» **Data lines**:
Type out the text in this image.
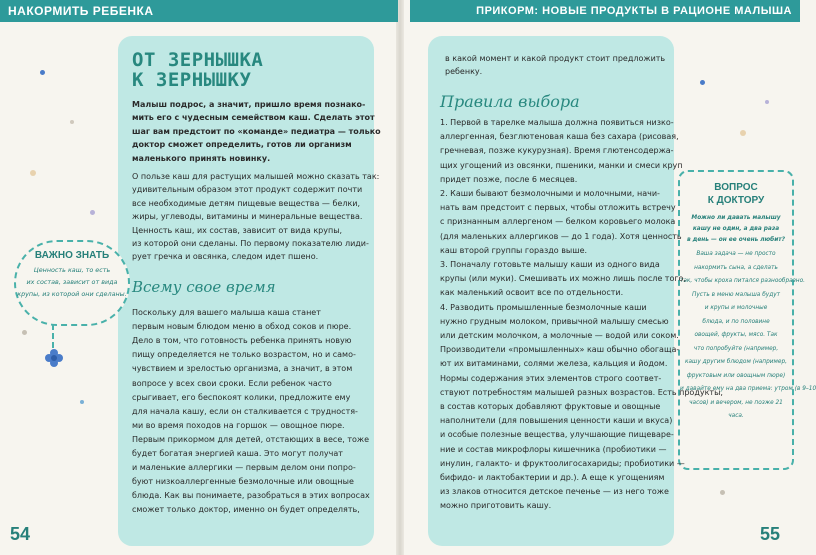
НАКОРМИТЬ РЕБЕНКА	ПРИКОРМ: НОВЫЕ ПРОДУКТЫ В РАЦИОНЕ МАЛЫША
ОТ ЗЕРНЫШКА
К ЗЕРНЫШКУ
Всему свое время
54
ВАЖНО ЗНАТЬ
Ценность каш, то есть
их состав, зависит от вида
крупы, из которой они сделаны.
Правила выбора
55
ВОПРОС
К ДОКТОРУ
Можно ли давать малышу
кашу не один, а два раза
в день — он ее очень любит?
Ваша задача — не просто
накормить сына, а сделать
так, чтобы кроха питался разнообразно.
Пусть в меню малыша будут
и крупы и молочные
блюда, и по половине
овощей, фрукты, мясо. Так
что попробуйте (например,
кашу другим блюдом (например,
фруктовым или овощным пюре)
и давайте ему на два приема: утром (в 9–10
часов) и вечером, не позже 21
часа.
Малыш подрос, а значит, пришло время познако-
мить его с чудесным семейством каш. Сделать этот
шаг вам предстоит по «команде» педиатра — только
доктор сможет определить, готов ли организм
маленького принять новинку.
О пользе каш для растущих малышей можно сказать так:
удивительным образом этот продукт содержит почти
все необходимые детям пищевые вещества — белки,
жиры, углеводы, витамины и минеральные вещества.
Ценность каш, их состав, зависит от вида крупы,
из которой они сделаны. По первому показателю лиди-
рует гречка и овсянка, следом идет пшено.
Поскольку для вашего малыша каша станет
первым новым блюдом меню в обход соков и пюре.
Дело в том, что готовность ребенка принять новую
пищу определяется не только возрастом, но и само-
чувствием и зрелостью организма, а значит, в этом
вопросе у всех свои сроки. Если ребенок часто
срыгивает, его беспокоят колики, предложите ему
для начала кашу, если он сталкивается с трудностя-
ми во время походов на горшок — овощное пюре.
Первым прикормом для детей, отстающих в весе, тоже
будет богатая энергией каша. Это могут получат
и маленькие аллергики — первым делом они попро-
буют низкоаллергенные безмолочные или овощные
блюда. Как вы понимаете, разобраться в этих вопросах
сможет только доктор, именно он будет определять,
в какой момент и какой продукт стоит предложить
ребенку.
1. Первой в тарелке малыша должна появиться низко-
аллергенная, безглютеновая каша без сахара (рисовая,
гречневая, позже кукурузная). Время глютенсодержа-
щих угощений из овсянки, пшеники, манки и смеси круп
придет позже, после 6 месяцев.
2. Каши бывают безмолочными и молочными, начи-
нать вам предстоит с первых, чтобы отложить встречу
с признанным аллергеном — белком коровьего молока
(для маленьких аллергиков — до 1 года). Хотя ценность
каш второй группы гораздо выше.
3. Поначалу готовьте малышу каши из одного вида
крупы (или муки). Смешивать их можно лишь после того,
как маленький освоит все по отдельности.
4. Разводить промышленные безмолочные каши
нужно грудным молоком, привычной малышу смесью
или детским молочком, а молочные — водой или соком.
Производители «промышленных» каш обычно обогаща-
ют их витаминами, солями железа, кальция и йодом.
Нормы содержания этих элементов строго соответ-
ствуют потребностям малышей разных возрастов. Есть продукты,
в состав которых добавляют фруктовые и овощные
наполнители (для повышения ценности каши и вкуса)
и особые полезные вещества, улучшающие пищеваре-
ние и состав микрофлоры кишечника (пробиотики —
инулин, галакто- и фруктоолигосахариды; пробиотики —
бифидо- и лактобактерии и др.). А еще к угощениям
из злаков относится детское печенье — из него тоже
можно приготовить кашу.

» **Task goal**:
Review the preceding data and report every line that includes the string "овощные".

» **Written response**:
буют низкоаллергенные безмолочные или овощные
в состав которых добавляют фруктовые и овощные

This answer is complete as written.